[Task directions] Carry the headphone deck review forward from its last sentence.

Even so the front, top and sides play it properly ff. Here that's not for fortissimo but fastener free. In fact not knowing how to safely pop this apparent snap-on cover without marring things, I refrained without first emailing Raja. He sent this how-to PDF. Undo six belly screws, use finger nails. No rocket science. But do push the cover away from the front first to disengage the fascia latches. Or your nails will break.


Back on the outside, the two volume controls have nicely snug smooth mechanical action far from flimsy. Ditto for the sturdy chassis-mount RCA outputs around back and the toggle trigger for headphone gain. This is a nicely appointed lightweight deck in understated chic.

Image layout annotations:

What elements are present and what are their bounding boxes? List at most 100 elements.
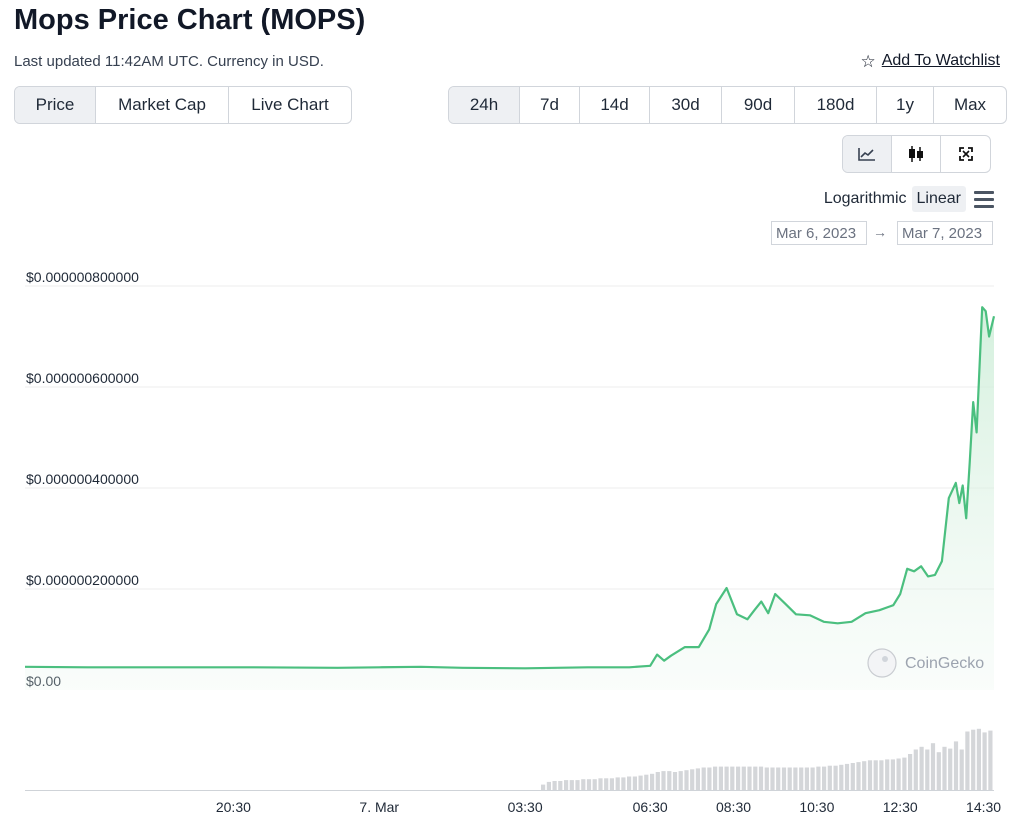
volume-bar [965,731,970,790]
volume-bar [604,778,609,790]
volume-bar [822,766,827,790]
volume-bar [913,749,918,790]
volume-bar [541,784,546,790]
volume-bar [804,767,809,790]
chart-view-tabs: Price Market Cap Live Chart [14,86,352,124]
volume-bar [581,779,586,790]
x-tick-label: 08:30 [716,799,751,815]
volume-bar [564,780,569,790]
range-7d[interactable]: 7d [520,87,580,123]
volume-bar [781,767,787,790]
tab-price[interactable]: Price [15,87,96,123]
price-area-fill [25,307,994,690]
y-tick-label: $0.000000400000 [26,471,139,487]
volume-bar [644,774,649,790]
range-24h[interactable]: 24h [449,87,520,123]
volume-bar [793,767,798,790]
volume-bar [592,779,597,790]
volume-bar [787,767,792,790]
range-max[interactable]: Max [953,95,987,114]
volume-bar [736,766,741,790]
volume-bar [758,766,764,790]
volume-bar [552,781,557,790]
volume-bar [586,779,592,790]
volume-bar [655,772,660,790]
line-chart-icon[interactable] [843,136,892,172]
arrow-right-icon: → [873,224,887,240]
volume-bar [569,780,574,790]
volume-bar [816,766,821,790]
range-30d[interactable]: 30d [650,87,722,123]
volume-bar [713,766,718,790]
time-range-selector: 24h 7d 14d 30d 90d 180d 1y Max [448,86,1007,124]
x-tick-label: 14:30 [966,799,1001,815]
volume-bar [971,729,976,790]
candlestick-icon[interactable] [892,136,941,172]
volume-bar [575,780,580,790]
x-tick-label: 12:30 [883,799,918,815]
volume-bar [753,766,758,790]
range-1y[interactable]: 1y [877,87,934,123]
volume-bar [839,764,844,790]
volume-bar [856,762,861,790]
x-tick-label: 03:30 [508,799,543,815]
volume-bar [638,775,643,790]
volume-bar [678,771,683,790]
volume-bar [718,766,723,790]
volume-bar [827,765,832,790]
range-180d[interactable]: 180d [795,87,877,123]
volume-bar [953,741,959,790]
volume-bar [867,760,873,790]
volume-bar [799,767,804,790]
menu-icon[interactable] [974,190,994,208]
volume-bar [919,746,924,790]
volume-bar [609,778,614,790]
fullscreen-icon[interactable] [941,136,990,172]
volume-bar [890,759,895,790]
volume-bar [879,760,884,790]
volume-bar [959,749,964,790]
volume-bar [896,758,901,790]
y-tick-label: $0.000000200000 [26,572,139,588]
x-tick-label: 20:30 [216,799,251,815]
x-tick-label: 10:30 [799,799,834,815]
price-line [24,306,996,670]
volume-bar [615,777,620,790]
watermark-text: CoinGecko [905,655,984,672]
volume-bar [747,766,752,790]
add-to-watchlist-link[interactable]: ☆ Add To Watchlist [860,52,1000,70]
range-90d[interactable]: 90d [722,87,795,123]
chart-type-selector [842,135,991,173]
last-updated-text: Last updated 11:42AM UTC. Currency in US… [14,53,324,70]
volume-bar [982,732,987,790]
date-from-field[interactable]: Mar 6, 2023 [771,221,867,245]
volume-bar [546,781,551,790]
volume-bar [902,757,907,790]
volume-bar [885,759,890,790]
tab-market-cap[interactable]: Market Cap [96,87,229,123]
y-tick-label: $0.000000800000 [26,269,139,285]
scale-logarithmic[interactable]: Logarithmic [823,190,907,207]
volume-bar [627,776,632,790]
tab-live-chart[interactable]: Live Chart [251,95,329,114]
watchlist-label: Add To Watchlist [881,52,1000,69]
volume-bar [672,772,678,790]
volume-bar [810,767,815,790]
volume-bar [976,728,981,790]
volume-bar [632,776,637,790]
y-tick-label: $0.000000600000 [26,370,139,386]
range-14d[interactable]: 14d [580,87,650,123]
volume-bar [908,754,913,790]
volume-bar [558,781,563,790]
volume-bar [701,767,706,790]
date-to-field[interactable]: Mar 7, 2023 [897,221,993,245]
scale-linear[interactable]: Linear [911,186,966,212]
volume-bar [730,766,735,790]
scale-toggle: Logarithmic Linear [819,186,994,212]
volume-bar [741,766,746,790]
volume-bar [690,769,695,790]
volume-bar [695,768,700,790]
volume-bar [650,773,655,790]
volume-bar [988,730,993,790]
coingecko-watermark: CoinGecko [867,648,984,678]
...
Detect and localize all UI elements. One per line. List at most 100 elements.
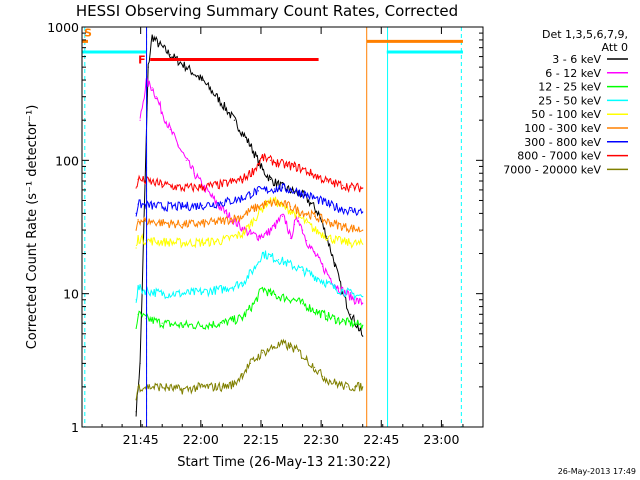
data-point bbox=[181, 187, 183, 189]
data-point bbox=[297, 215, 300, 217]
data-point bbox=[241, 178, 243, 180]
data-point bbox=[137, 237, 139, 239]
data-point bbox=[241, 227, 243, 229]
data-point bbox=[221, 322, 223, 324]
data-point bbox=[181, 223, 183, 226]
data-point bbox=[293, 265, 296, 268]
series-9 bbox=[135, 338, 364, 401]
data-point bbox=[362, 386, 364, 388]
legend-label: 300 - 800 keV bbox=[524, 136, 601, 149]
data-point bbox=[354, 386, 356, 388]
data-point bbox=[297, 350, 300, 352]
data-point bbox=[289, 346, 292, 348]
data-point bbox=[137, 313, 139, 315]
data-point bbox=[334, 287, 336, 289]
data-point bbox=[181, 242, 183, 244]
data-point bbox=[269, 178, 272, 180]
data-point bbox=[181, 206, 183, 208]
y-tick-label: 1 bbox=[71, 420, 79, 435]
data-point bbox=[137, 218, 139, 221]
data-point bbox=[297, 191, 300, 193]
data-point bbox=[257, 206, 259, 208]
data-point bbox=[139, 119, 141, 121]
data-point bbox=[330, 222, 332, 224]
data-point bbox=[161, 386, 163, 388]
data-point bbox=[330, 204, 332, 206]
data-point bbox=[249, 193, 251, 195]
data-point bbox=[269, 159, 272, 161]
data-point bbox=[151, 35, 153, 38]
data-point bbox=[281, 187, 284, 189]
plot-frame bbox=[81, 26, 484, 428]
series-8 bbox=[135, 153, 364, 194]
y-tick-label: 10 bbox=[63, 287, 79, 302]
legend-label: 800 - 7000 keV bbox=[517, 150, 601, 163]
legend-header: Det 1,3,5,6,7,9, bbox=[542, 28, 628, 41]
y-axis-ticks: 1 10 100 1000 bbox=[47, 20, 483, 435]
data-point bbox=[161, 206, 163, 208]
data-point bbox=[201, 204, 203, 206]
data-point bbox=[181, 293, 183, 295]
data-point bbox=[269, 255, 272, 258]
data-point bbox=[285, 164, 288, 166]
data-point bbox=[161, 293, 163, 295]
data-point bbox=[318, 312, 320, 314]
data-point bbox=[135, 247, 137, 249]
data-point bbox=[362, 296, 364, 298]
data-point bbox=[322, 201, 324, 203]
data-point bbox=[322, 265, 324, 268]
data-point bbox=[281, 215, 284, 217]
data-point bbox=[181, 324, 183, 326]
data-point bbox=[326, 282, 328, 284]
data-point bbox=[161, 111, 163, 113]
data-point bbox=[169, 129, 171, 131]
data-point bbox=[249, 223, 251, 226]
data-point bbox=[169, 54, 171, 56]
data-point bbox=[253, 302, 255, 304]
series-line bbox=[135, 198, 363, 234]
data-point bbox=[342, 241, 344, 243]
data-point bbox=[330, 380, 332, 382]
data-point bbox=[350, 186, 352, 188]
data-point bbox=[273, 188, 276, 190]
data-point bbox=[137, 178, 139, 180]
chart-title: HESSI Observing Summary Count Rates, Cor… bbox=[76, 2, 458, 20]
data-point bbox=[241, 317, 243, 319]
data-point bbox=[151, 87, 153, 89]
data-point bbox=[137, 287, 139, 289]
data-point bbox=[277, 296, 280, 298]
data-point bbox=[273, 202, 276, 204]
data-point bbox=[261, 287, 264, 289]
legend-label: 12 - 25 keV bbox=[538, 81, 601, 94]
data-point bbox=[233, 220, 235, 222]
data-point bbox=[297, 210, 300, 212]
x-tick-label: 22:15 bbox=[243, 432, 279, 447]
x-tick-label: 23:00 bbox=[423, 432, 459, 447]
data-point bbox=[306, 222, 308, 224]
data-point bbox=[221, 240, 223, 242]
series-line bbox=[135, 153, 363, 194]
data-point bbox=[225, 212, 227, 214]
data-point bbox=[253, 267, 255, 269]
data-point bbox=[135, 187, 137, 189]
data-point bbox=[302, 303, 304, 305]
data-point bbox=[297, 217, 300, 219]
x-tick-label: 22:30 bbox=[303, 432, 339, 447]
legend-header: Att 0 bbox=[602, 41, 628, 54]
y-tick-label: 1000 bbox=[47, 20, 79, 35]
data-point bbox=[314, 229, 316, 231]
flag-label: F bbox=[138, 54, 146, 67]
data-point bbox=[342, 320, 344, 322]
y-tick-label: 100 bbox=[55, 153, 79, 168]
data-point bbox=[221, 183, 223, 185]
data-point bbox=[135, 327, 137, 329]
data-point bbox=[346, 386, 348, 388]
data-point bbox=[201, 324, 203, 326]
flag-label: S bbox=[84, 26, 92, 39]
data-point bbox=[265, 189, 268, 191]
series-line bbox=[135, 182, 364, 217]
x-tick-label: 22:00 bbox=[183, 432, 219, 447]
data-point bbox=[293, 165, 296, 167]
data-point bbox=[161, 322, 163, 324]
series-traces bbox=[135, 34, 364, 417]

[The result]
First impressions fronted by Astell&Kern's AK100—modified by Red Wine Audio and leashed up with AudioQuest's best glass-fiber optical link called Diamond—were of a thick and ambiguous i.e. chunky but opaque sound over translucent teased-out resolution. Like a deliberate counter voicing to more nervous pseudo-rez or pale washed-out kit. Think iPod headphone output. Think straight iTunes from non-optimized laptops without dedicated player software. But coppers on the affordable hifi beat used to patrolling the posh turf don't know the going sonic rates in the barrio. What to expect, realistically?


I had AMI Musik's DS5 on hand. But in these strata $599 are light years removed from $399. Companies undergo pains to shave off a dime here, a penny there on the BOM or bill of materials. Such efforts add up to $50 or $100 advantages on the retail floor. Those make the difference between a sale or not. Yet comparing apples and oranges which to a high-roller look the same is what we who write about this stuff often do. We don't carry inventories of all component categories at all price points to do any better.


Back on track. If you're twitchy fingered and strong nailed, this list of op-amp rolling options gets you going. Pull the LM49720 I/V conversion and LM4562 low-pass filter chips. Here's what we're told to expect:


I/V rolling with stock LPF in place: LM49720 stock– well balanced, clean, airy and open but slightly to the warm side.
LM49720 ‘metal can’– almost identical to stock but just a tad fuller in body.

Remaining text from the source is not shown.